— start of Material for the task —

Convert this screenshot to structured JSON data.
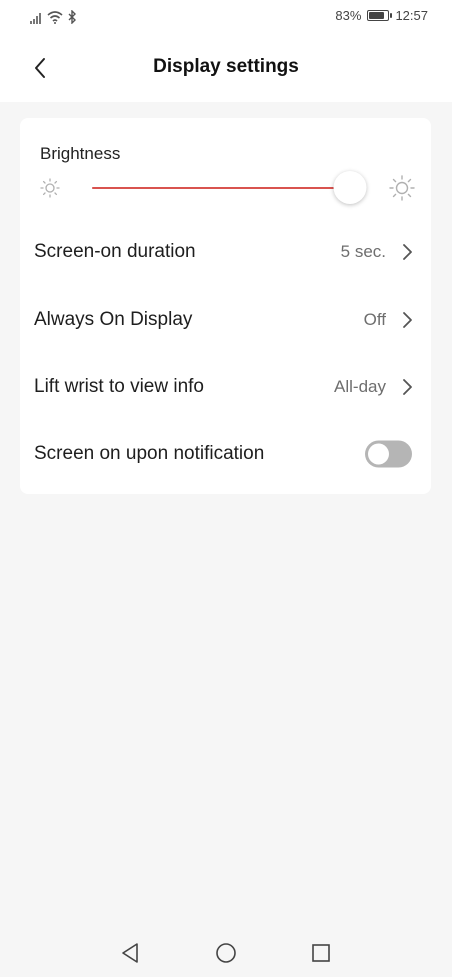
{
  "status_bar": {
    "battery_percent": "83%",
    "battery_level": 0.83,
    "time": "12:57",
    "icons": [
      "signal-icon",
      "wifi-icon",
      "bluetooth-icon",
      "battery-icon"
    ]
  },
  "header": {
    "title": "Display settings",
    "back_icon": "chevron-left-icon"
  },
  "brightness": {
    "label": "Brightness",
    "level": 0.97,
    "accent_color": "#d9534f"
  },
  "settings": {
    "screen_on_duration": {
      "label": "Screen-on duration",
      "value": "5 sec."
    },
    "always_on_display": {
      "label": "Always On Display",
      "value": "Off"
    },
    "lift_wrist": {
      "label": "Lift wrist to view info",
      "value": "All-day"
    },
    "screen_on_notification": {
      "label": "Screen on upon notification",
      "enabled": false
    }
  },
  "nav_bar": {
    "icons": [
      "nav-back-icon",
      "nav-home-icon",
      "nav-recents-icon"
    ]
  }
}
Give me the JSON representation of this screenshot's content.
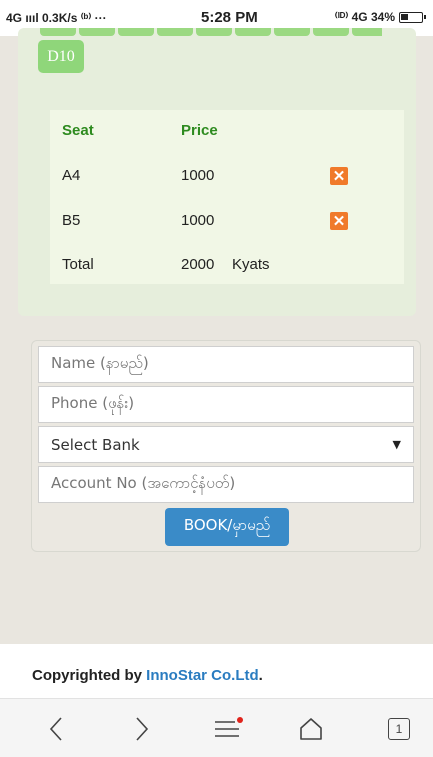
{
  "status_bar": {
    "left": "4G ıııl 0.3K/s ⁽ᵇ⁾ ···",
    "time": "5:28 PM",
    "right": "⁽ᴵᴰ⁾ 4G 34%"
  },
  "seat_map": {
    "selected_seat_label": "D10"
  },
  "summary": {
    "headers": {
      "seat": "Seat",
      "price": "Price"
    },
    "rows": [
      {
        "seat": "A4",
        "price": "1000",
        "remove": "✕"
      },
      {
        "seat": "B5",
        "price": "1000",
        "remove": "✕"
      }
    ],
    "total": {
      "label": "Total",
      "amount": "2000",
      "currency": "Kyats"
    }
  },
  "form": {
    "name_placeholder": "Name (နာမည်)",
    "phone_placeholder": "Phone (ဖုန်း)",
    "bank_select": "Select Bank",
    "account_placeholder": "Account No (အကောင့်နံပတ်)",
    "book_label": "BOOK/မှာမည်"
  },
  "footer": {
    "copyright_prefix": "Copyrighted by ",
    "company": "InnoStar Co.Ltd",
    "suffix": "."
  },
  "browser_nav": {
    "tab_count": "1"
  },
  "colors": {
    "seat_green": "#8fd67a",
    "header_green": "#2e8b1f",
    "remove_orange": "#f07a2a",
    "button_blue": "#3a8bc8",
    "link_blue": "#2a7cc0"
  }
}
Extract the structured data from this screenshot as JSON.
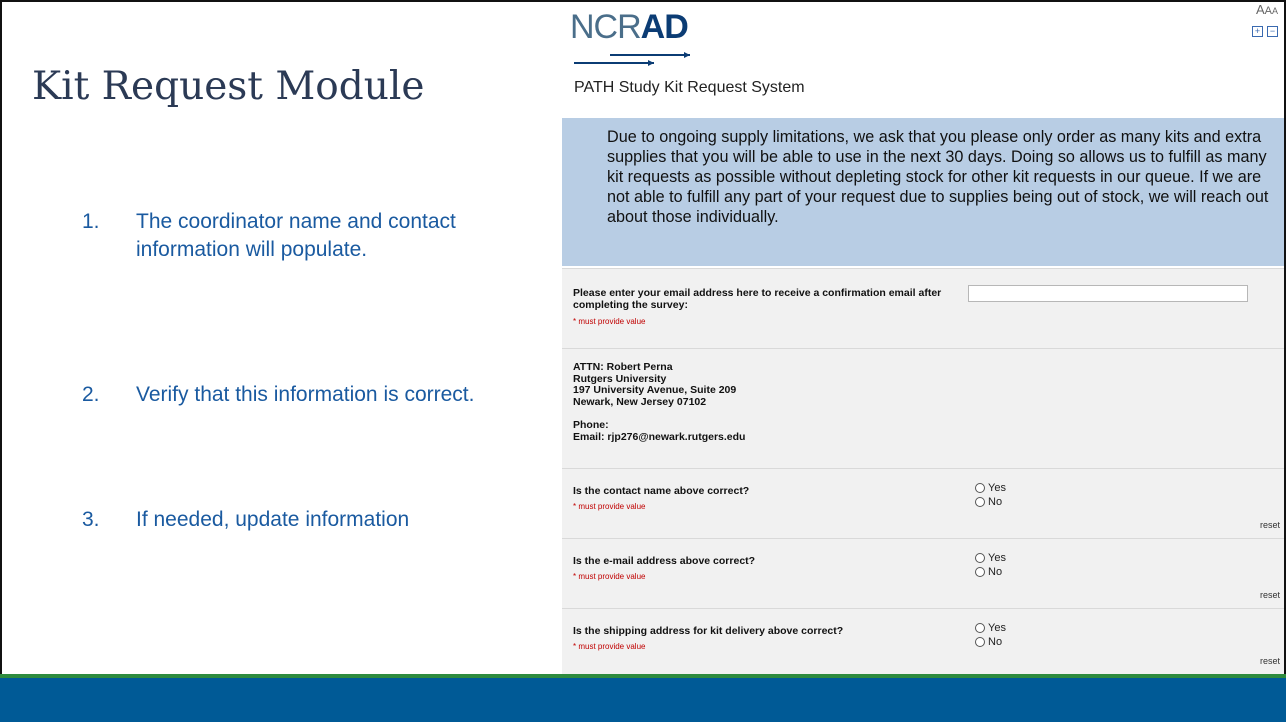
{
  "slide": {
    "title": "Kit Request Module",
    "steps": [
      {
        "number": "1.",
        "text": "The coordinator name and contact information will populate."
      },
      {
        "number": "2.",
        "text": "Verify that this information is correct."
      },
      {
        "number": "3.",
        "text": "If needed, update information"
      }
    ],
    "colors": {
      "title": "#2b3a55",
      "steps": "#1a5aa0",
      "footer_bar": "#005a96",
      "footer_stripe": "#2e8b3e"
    }
  },
  "survey": {
    "logo": {
      "prefix": "NCR",
      "suffix": "AD"
    },
    "text_size": {
      "label_large": "A",
      "label_medium": "A",
      "label_small": "A",
      "increase": "+",
      "decrease": "−"
    },
    "title": "PATH Study Kit Request System",
    "notice": "Due to ongoing supply limitations, we ask that you please only order as many kits and extra supplies that you will be able to use in the next 30 days. Doing so allows us to fulfill as many kit requests as possible without depleting stock for other kit requests in our queue. If we are not able to fulfill any part of your request due to supplies being out of stock, we will reach out about those individually.",
    "email_question": {
      "label": "Please enter your email address here to receive a confirmation email after completing the survey:",
      "required": "* must provide value",
      "value": ""
    },
    "address": {
      "attn": "ATTN: Robert Perna",
      "org": "Rutgers University",
      "street": "197 University Avenue, Suite 209",
      "city": "Newark, New Jersey 07102",
      "phone": "Phone:",
      "email": "Email: rjp276@newark.rutgers.edu"
    },
    "questions": [
      {
        "label": "Is the contact name above correct?",
        "required": "* must provide value",
        "yes": "Yes",
        "no": "No",
        "reset": "reset"
      },
      {
        "label": "Is the e-mail address above correct?",
        "required": "* must provide value",
        "yes": "Yes",
        "no": "No",
        "reset": "reset"
      },
      {
        "label": "Is the shipping address for kit delivery above correct?",
        "required": "* must provide value",
        "yes": "Yes",
        "no": "No",
        "reset": "reset"
      }
    ]
  }
}
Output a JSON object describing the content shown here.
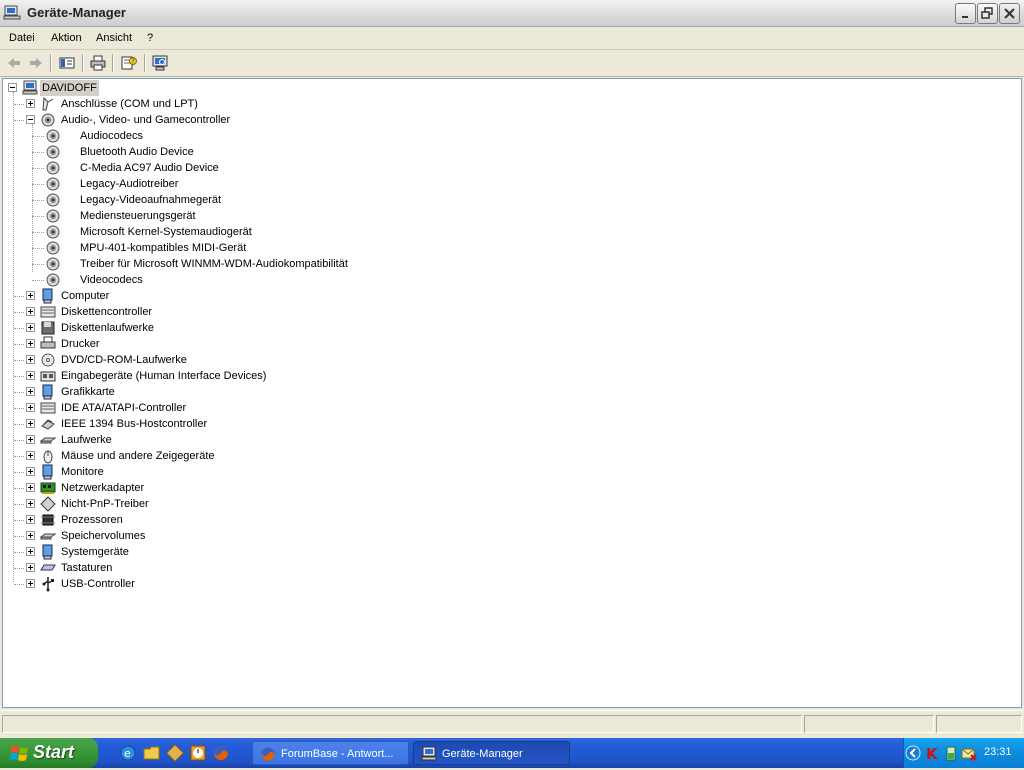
{
  "window": {
    "title": "Geräte-Manager"
  },
  "menu": [
    "Datei",
    "Aktion",
    "Ansicht",
    "?"
  ],
  "toolbar": {
    "buttons": [
      "back-icon",
      "forward-icon",
      "show-hide-tree-icon",
      "print-icon",
      "properties-help-icon",
      "scan-hardware-icon"
    ]
  },
  "tree": {
    "root": "DAVIDOFF",
    "categories": [
      "Anschlüsse (COM und LPT)",
      "Audio-, Video- und Gamecontroller",
      "Computer",
      "Diskettencontroller",
      "Diskettenlaufwerke",
      "Drucker",
      "DVD/CD-ROM-Laufwerke",
      "Eingabegeräte (Human Interface Devices)",
      "Grafikkarte",
      "IDE ATA/ATAPI-Controller",
      "IEEE 1394 Bus-Hostcontroller",
      "Laufwerke",
      "Mäuse und andere Zeigegeräte",
      "Monitore",
      "Netzwerkadapter",
      "Nicht-PnP-Treiber",
      "Prozessoren",
      "Speichervolumes",
      "Systemgeräte",
      "Tastaturen",
      "USB-Controller"
    ],
    "audio_children": [
      "Audiocodecs",
      "Bluetooth Audio Device",
      "C-Media AC97 Audio Device",
      "Legacy-Audiotreiber",
      "Legacy-Videoaufnahmegerät",
      "Mediensteuerungsgerät",
      "Microsoft Kernel-Systemaudiogerät",
      "MPU-401-kompatibles MIDI-Gerät",
      "Treiber für Microsoft WINMM-WDM-Audiokompatibilität",
      "Videocodecs"
    ]
  },
  "taskbar": {
    "start_label": "Start",
    "tasks": [
      {
        "label": "ForumBase - Antwort...",
        "active": false
      },
      {
        "label": "Geräte-Manager",
        "active": true
      }
    ],
    "clock": "23:31"
  }
}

— end of Material for the task —

:: Given instruction ::
Transcribe the preceding listing in its entirety and with exact wording, leaving out pictures.

:: Full answer ::
Convert this screenshot to structured JSON data.
{
  "status_bar": {
    "battery_percent": "83%",
    "battery_level": 0.83,
    "time": "12:57",
    "icons": [
      "signal-icon",
      "wifi-icon",
      "bluetooth-icon",
      "battery-icon"
    ]
  },
  "header": {
    "title": "Display settings",
    "back_icon": "chevron-left-icon"
  },
  "brightness": {
    "label": "Brightness",
    "level": 0.97,
    "accent_color": "#d9534f"
  },
  "settings": {
    "screen_on_duration": {
      "label": "Screen-on duration",
      "value": "5 sec."
    },
    "always_on_display": {
      "label": "Always On Display",
      "value": "Off"
    },
    "lift_wrist": {
      "label": "Lift wrist to view info",
      "value": "All-day"
    },
    "screen_on_notification": {
      "label": "Screen on upon notification",
      "enabled": false
    }
  },
  "nav_bar": {
    "icons": [
      "nav-back-icon",
      "nav-home-icon",
      "nav-recents-icon"
    ]
  }
}
Give me the JSON representation of this screenshot's content.
{
  "status_bar": {
    "left": "4G ıııl 0.3K/s ⁽ᵇ⁾ ···",
    "time": "5:28 PM",
    "right": "⁽ᴵᴰ⁾ 4G 34%"
  },
  "seat_map": {
    "selected_seat_label": "D10"
  },
  "summary": {
    "headers": {
      "seat": "Seat",
      "price": "Price"
    },
    "rows": [
      {
        "seat": "A4",
        "price": "1000",
        "remove": "✕"
      },
      {
        "seat": "B5",
        "price": "1000",
        "remove": "✕"
      }
    ],
    "total": {
      "label": "Total",
      "amount": "2000",
      "currency": "Kyats"
    }
  },
  "form": {
    "name_placeholder": "Name (နာမည်)",
    "phone_placeholder": "Phone (ဖုန်း)",
    "bank_select": "Select Bank",
    "account_placeholder": "Account No (အကောင့်နံပတ်)",
    "book_label": "BOOK/မှာမည်"
  },
  "footer": {
    "copyright_prefix": "Copyrighted by ",
    "company": "InnoStar Co.Ltd",
    "suffix": "."
  },
  "browser_nav": {
    "tab_count": "1"
  },
  "colors": {
    "seat_green": "#8fd67a",
    "header_green": "#2e8b1f",
    "remove_orange": "#f07a2a",
    "button_blue": "#3a8bc8",
    "link_blue": "#2a7cc0"
  }
}
Extract the structured data from this screenshot as JSON.
{
  "slide": {
    "title": "Kit Request Module",
    "steps": [
      {
        "number": "1.",
        "text": "The coordinator name and contact information will populate."
      },
      {
        "number": "2.",
        "text": "Verify that this information is correct."
      },
      {
        "number": "3.",
        "text": "If needed, update information"
      }
    ],
    "colors": {
      "title": "#2b3a55",
      "steps": "#1a5aa0",
      "footer_bar": "#005a96",
      "footer_stripe": "#2e8b3e"
    }
  },
  "survey": {
    "logo": {
      "prefix": "NCR",
      "suffix": "AD"
    },
    "text_size": {
      "label_large": "A",
      "label_medium": "A",
      "label_small": "A",
      "increase": "+",
      "decrease": "−"
    },
    "title": "PATH Study Kit Request System",
    "notice": "Due to ongoing supply limitations, we ask that you please only order as many kits and extra supplies that you will be able to use in the next 30 days. Doing so allows us to fulfill as many kit requests as possible without depleting stock for other kit requests in our queue. If we are not able to fulfill any part of your request due to supplies being out of stock, we will reach out about those individually.",
    "email_question": {
      "label": "Please enter your email address here to receive a confirmation email after completing the survey:",
      "required": "* must provide value",
      "value": ""
    },
    "address": {
      "attn": "ATTN: Robert Perna",
      "org": "Rutgers University",
      "street": "197 University Avenue, Suite 209",
      "city": "Newark, New Jersey 07102",
      "phone": "Phone:",
      "email": "Email: rjp276@newark.rutgers.edu"
    },
    "questions": [
      {
        "label": "Is the contact name above correct?",
        "required": "* must provide value",
        "yes": "Yes",
        "no": "No",
        "reset": "reset"
      },
      {
        "label": "Is the e-mail address above correct?",
        "required": "* must provide value",
        "yes": "Yes",
        "no": "No",
        "reset": "reset"
      },
      {
        "label": "Is the shipping address for kit delivery above correct?",
        "required": "* must provide value",
        "yes": "Yes",
        "no": "No",
        "reset": "reset"
      }
    ]
  }
}
Output a JSON object describing the content shown here.
{
  "window": {
    "title": "Geräte-Manager"
  },
  "menu": [
    "Datei",
    "Aktion",
    "Ansicht",
    "?"
  ],
  "toolbar": {
    "buttons": [
      "back-icon",
      "forward-icon",
      "show-hide-tree-icon",
      "print-icon",
      "properties-help-icon",
      "scan-hardware-icon"
    ]
  },
  "tree": {
    "root": "DAVIDOFF",
    "categories": [
      "Anschlüsse (COM und LPT)",
      "Audio-, Video- und Gamecontroller",
      "Computer",
      "Diskettencontroller",
      "Diskettenlaufwerke",
      "Drucker",
      "DVD/CD-ROM-Laufwerke",
      "Eingabegeräte (Human Interface Devices)",
      "Grafikkarte",
      "IDE ATA/ATAPI-Controller",
      "IEEE 1394 Bus-Hostcontroller",
      "Laufwerke",
      "Mäuse und andere Zeigegeräte",
      "Monitore",
      "Netzwerkadapter",
      "Nicht-PnP-Treiber",
      "Prozessoren",
      "Speichervolumes",
      "Systemgeräte",
      "Tastaturen",
      "USB-Controller"
    ],
    "audio_children": [
      "Audiocodecs",
      "Bluetooth Audio Device",
      "C-Media AC97 Audio Device",
      "Legacy-Audiotreiber",
      "Legacy-Videoaufnahmegerät",
      "Mediensteuerungsgerät",
      "Microsoft Kernel-Systemaudiogerät",
      "MPU-401-kompatibles MIDI-Gerät",
      "Treiber für Microsoft WINMM-WDM-Audiokompatibilität",
      "Videocodecs"
    ]
  },
  "taskbar": {
    "start_label": "Start",
    "tasks": [
      {
        "label": "ForumBase - Antwort...",
        "active": false
      },
      {
        "label": "Geräte-Manager",
        "active": true
      }
    ],
    "clock": "23:31"
  }
}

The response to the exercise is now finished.